**Goal:** Omit every picture, then give all the entries again exactly.

**Supplied records:**
....................

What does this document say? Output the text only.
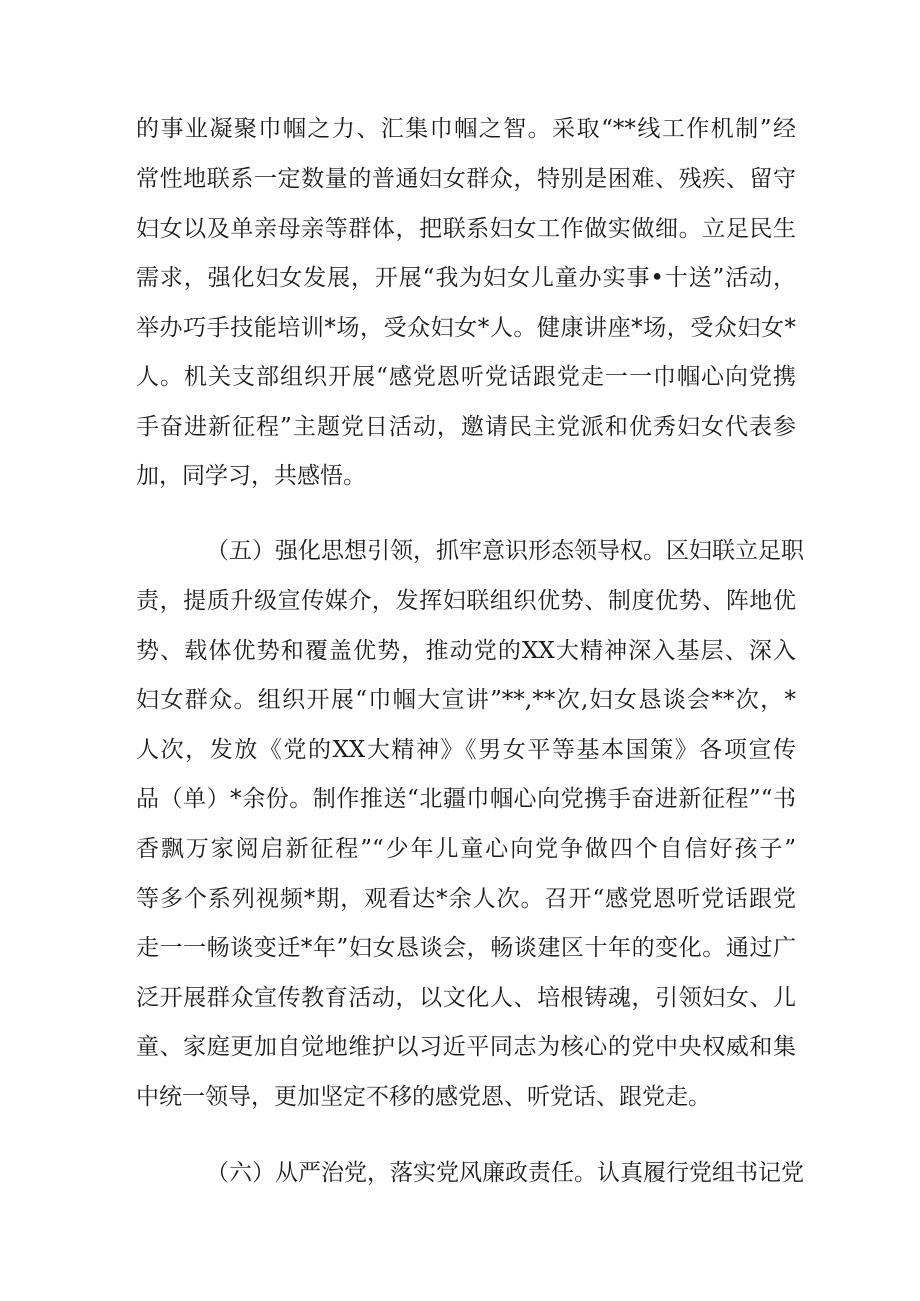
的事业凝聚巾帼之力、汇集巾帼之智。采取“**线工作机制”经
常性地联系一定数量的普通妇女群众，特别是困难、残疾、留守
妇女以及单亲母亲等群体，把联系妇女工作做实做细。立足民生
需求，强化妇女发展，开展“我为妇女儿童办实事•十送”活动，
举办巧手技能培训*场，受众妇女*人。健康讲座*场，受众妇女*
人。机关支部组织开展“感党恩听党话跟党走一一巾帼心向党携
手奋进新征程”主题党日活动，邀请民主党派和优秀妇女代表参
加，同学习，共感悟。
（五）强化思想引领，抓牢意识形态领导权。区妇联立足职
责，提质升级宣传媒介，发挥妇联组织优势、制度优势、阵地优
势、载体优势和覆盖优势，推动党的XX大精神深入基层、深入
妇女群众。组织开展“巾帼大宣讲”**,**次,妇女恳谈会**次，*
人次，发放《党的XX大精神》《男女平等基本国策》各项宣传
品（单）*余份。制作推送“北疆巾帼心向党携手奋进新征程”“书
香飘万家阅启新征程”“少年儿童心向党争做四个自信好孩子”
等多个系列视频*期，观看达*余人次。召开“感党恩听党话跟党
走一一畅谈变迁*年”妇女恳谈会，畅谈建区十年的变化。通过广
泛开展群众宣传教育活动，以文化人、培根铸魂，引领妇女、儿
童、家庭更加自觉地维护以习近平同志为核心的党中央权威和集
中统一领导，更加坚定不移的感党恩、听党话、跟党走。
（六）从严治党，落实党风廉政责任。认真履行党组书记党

....................

**Solution to this task:**
What does this document say? Output the text only.
的事业凝聚巾帼之力、汇集巾帼之智。采取“**线工作机制”经
常性地联系一定数量的普通妇女群众，特别是困难、残疾、留守
妇女以及单亲母亲等群体，把联系妇女工作做实做细。立足民生
需求，强化妇女发展，开展“我为妇女儿童办实事•十送”活动，
举办巧手技能培训*场，受众妇女*人。健康讲座*场，受众妇女*
人。机关支部组织开展“感党恩听党话跟党走一一巾帼心向党携
手奋进新征程”主题党日活动，邀请民主党派和优秀妇女代表参
加，同学习，共感悟。
（五）强化思想引领，抓牢意识形态领导权。区妇联立足职
责，提质升级宣传媒介，发挥妇联组织优势、制度优势、阵地优
势、载体优势和覆盖优势，推动党的XX大精神深入基层、深入
妇女群众。组织开展“巾帼大宣讲”**,**次,妇女恳谈会**次，*
人次，发放《党的XX大精神》《男女平等基本国策》各项宣传
品（单）*余份。制作推送“北疆巾帼心向党携手奋进新征程”“书
香飘万家阅启新征程”“少年儿童心向党争做四个自信好孩子”
等多个系列视频*期，观看达*余人次。召开“感党恩听党话跟党
走一一畅谈变迁*年”妇女恳谈会，畅谈建区十年的变化。通过广
泛开展群众宣传教育活动，以文化人、培根铸魂，引领妇女、儿
童、家庭更加自觉地维护以习近平同志为核心的党中央权威和集
中统一领导，更加坚定不移的感党恩、听党话、跟党走。
（六）从严治党，落实党风廉政责任。认真履行党组书记党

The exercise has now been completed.